• **Задание A**
Кратко перескажите абзац текста о советской литературе и кино, который начинается словами «Репрессированный отец, друг Михаила Бахтина». Сохраните его главные факты.
• **Задание B**
Пожалуйста, продолжите текст о советской литературе и кино, начав сразу после его последнего предложения.

• **Фрагмент документа**
И, даже не вскрикнув,
Пропал под водой.
Исай Тобольский. О мальчике Томе (Саратов, 1950)
* * *
Спустя восемь лет появился, в общем-то антиамериканский, но очень приличный фильм по рассказу привечаемого тогда в СССР английского писателя Джеймса Олдриджа «Последний дюйм». Не уверен, что сейчас сумеют снять такое классное, пусть и идеологически заказное, кино, с такими планами, пейзажами, музыкой, актёрской игрой и без клюквы.
Что же, «оттепель» не прошла даром?
Но ещё спустя три года официальный классик советской литературы Константин Симонов пишет пьесу «Четвёртый», которую ставят (ненадолго) лучшие театры, и в ней, увы, процент заказного антиамериканизма, не такой, как в его же «Русском вопросе», но всё равно зашкаливает.
* * *
Читаешь, читаешь советскую историю от Иосифа I, и не перестаёшь удивляться судьбам людским.
Я хорошо знал, кто такой питерский литературовед Павел Медведев.
Знал — не по фамилии, а в лицо, и актрису, исполнявшую в кино роли волевых советских женщин — например, жену председателя колхоза в экранизации романа Г. Николаевой «Жатва», но могло ли в голову прийти, что это отец и дочь?
Репрессированный отец, друг Михаила Бахтина, близкий знакомый Пастернака, Белого, Есенина, первый редактор сочинений Блока — красавец в галстуке-бабочке. О последних днях Медведева сохранилось свидетельство Николая Заболоцкого: «П. Н. Медведев не только сам не поддавался унынию, но и пытался по мере сил подбодрить других заключённых, которыми до отказа была набита камера». Павел Николаевич Медведев был расстрелян 17 июля 1938 года. Место захоронения неизвестно.

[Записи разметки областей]
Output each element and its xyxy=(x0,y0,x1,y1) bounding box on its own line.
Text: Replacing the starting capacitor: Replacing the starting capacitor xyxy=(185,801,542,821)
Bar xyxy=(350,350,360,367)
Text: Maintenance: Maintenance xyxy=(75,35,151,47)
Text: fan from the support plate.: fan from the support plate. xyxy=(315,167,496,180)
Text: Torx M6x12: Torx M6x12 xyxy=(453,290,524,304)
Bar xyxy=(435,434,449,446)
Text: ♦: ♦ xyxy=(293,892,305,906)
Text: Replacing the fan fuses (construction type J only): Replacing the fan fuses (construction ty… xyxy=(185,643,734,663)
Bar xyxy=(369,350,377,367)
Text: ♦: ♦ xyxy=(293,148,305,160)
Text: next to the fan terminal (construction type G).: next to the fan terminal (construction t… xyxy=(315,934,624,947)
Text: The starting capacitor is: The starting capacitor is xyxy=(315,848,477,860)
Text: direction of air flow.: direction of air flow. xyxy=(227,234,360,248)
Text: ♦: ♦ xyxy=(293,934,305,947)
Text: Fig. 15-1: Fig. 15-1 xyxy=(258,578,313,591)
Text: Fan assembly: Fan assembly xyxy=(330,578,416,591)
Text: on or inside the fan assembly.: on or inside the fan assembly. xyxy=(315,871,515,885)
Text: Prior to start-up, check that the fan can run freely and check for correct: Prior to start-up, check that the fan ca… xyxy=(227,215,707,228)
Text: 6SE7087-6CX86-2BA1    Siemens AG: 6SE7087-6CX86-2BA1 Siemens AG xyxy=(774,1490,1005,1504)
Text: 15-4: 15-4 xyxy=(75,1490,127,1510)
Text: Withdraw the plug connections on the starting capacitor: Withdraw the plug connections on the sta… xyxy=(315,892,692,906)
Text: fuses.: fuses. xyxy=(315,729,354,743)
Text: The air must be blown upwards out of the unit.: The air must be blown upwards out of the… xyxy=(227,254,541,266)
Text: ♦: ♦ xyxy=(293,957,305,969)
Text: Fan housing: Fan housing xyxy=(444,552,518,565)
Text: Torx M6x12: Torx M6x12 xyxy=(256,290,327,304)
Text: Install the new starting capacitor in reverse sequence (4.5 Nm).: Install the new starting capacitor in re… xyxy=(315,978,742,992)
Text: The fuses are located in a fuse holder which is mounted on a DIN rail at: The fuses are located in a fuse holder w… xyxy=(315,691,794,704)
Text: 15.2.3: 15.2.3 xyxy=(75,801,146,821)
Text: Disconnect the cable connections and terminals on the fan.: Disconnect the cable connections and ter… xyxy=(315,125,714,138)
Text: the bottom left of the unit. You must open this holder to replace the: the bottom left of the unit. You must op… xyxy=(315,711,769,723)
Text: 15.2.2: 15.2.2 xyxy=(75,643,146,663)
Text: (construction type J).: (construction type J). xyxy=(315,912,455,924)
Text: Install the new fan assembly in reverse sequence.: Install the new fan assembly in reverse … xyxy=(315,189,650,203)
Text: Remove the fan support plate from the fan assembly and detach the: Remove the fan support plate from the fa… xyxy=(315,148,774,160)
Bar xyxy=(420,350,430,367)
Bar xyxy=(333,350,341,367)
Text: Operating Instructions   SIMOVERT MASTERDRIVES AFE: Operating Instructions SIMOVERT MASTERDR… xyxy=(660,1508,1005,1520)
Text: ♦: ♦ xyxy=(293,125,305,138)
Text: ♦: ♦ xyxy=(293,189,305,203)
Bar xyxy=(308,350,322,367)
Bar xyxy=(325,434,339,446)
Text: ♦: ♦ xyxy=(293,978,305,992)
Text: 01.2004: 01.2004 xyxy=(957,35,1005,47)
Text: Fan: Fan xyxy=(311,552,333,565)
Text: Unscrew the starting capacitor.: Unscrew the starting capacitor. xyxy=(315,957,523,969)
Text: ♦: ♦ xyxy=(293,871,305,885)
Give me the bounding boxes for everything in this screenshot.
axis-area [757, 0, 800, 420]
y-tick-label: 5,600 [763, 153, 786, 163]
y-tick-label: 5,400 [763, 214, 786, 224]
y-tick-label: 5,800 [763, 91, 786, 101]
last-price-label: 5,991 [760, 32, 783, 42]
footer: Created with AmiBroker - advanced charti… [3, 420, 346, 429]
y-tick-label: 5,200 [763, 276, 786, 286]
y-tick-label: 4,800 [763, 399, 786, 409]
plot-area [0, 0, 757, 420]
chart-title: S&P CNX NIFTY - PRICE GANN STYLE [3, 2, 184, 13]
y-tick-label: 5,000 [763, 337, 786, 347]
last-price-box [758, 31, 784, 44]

• **Результат A**
Павел Николаевич Медведев был репрессированным литературоведом. Он дружил с Михаилом Бахтиным, близко знал Пастернака, Белого и Есенина и первым редактировал сочинения Блока. По свидетельству Николая Заболоцкого, в переполненной камере Медведев не поддавался унынию и старался подбодрить других заключённых. Его расстреляли 17 июля 1938 года, место захоронения неизвестно.

• **Результат B**
А дочь играла волевых колхозниц! Правда, порода в лице выдавала не крестьянские корни, но каково всё это в целом…
* * *
Увлёкся в последнее время скачиванием старых песен.
Ниже — о специфическом сталинском аспекте, а сначала о том, что находятся ещё не ставшие слава богу, старыми ТВ-эрнсто-песнями о главном: прелестный «Мишка», за «пошлость» которого Рудакова и Нечаева тотчас расхлестала пресса. Или: многие ли знают сейчас дивные мелодии «Албанского танго» или «Бакинских огней»?
К сожалению, проклятая память достаёт из детства и непременные дворовые переделки их текстов. Так, вместо «Мишка-Мишка, где твоя улыбка?» стали горланить: «Мишка-Мишка, где твоя сберкнижка?», в «Албанском танго» строку «Гляжу на опустевшую аллею / И грустно отчего-то я не знаю…» заменили на: «Гляжу на опустевшую аллею / И грустно отчего-то мне, еврею…» А уж далее были и вовсе неприличности. Вместо: «Прости меня, но я не виновата. / Что я любить и ждать тебя устала…» дворовые хулиганы пели: «Прости меня, но я не виновата, / Что для тебя моя великовата…».